A run of records:
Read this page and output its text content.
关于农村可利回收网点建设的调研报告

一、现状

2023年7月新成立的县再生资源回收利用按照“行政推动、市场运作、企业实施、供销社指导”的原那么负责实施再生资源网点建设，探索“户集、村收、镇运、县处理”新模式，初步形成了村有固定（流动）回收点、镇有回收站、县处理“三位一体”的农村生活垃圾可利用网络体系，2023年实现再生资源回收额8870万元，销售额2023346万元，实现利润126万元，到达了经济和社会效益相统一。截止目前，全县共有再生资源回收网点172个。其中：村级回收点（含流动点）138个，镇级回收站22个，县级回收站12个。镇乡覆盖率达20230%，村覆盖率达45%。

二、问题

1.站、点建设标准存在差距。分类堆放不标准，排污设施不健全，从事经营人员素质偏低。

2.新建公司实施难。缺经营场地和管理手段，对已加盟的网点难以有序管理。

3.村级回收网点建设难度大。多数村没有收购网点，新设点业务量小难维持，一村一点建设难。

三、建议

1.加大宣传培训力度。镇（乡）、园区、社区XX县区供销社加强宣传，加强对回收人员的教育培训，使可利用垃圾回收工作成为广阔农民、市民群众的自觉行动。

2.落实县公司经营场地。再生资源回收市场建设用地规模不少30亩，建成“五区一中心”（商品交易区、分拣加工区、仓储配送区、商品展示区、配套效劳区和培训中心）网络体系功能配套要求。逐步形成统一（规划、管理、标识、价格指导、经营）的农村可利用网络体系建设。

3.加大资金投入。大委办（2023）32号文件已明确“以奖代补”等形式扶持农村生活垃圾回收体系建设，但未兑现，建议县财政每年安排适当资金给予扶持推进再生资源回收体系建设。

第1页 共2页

The problem> Copy each line of the data exactly, leaving nothing out.

Expected answer>
Read this page and output its text content.
关于农村可利回收网点建设的调研报告

一、现状

2023年7月新成立的县再生资源回收利用按照“行政推动、市场运作、企业实施、供销社指导”的原那么负责实施再生资源网点建设，探索“户集、村收、镇运、县处理”新模式，初步形成了村有固定（流动）回收点、镇有回收站、县处理“三位一体”的农村生活垃圾可利用网络体系，2023年实现再生资源回收额8870万元，销售额2023346万元，实现利润126万元，到达了经济和社会效益相统一。截止目前，全县共有再生资源回收网点172个。其中：村级回收点（含流动点）138个，镇级回收站22个，县级回收站12个。镇乡覆盖率达20230%，村覆盖率达45%。

二、问题

1.站、点建设标准存在差距。分类堆放不标准，排污设施不健全，从事经营人员素质偏低。

2.新建公司实施难。缺经营场地和管理手段，对已加盟的网点难以有序管理。

3.村级回收网点建设难度大。多数村没有收购网点，新设点业务量小难维持，一村一点建设难。

三、建议

1.加大宣传培训力度。镇（乡）、园区、社区XX县区供销社加强宣传，加强对回收人员的教育培训，使可利用垃圾回收工作成为广阔农民、市民群众的自觉行动。

2.落实县公司经营场地。再生资源回收市场建设用地规模不少30亩，建成“五区一中心”（商品交易区、分拣加工区、仓储配送区、商品展示区、配套效劳区和培训中心）网络体系功能配套要求。逐步形成统一（规划、管理、标识、价格指导、经营）的农村可利用网络体系建设。

3.加大资金投入。大委办（2023）32号文件已明确“以奖代补”等形式扶持农村生活垃圾回收体系建设，但未兑现，建议县财政每年安排适当资金给予扶持推进再生资源回收体系建设。

第1页 共2页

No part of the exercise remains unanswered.